───── Entries provided ─────

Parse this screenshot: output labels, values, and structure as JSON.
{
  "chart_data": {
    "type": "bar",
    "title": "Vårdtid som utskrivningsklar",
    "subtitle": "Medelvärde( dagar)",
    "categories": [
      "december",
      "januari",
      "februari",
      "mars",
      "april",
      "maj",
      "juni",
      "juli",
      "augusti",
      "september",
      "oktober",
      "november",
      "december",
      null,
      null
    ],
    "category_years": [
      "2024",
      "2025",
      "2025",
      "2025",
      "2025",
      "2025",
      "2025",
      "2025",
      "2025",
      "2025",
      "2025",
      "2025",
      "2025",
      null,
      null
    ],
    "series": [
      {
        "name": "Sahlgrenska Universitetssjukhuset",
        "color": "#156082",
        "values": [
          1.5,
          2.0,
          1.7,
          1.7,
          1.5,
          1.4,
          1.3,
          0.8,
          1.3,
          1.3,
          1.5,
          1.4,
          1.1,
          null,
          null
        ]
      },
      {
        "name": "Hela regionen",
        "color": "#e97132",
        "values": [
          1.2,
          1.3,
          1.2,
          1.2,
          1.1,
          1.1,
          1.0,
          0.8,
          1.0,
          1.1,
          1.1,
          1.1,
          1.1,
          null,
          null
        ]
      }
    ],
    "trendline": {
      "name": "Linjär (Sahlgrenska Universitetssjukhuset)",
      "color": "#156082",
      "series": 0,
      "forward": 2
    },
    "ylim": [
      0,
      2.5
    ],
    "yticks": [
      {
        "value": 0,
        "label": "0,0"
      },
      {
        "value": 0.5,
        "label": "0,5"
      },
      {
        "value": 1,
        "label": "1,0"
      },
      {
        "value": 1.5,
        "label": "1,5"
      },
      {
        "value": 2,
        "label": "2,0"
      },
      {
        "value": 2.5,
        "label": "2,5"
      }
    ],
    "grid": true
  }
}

─────

### Instructions to follow
Look through the listing above. Pick out each line with "color" and copy it.

### Answer to the problem
        "color": "#156082",
        "color": "#e97132",
      "color": "#156082",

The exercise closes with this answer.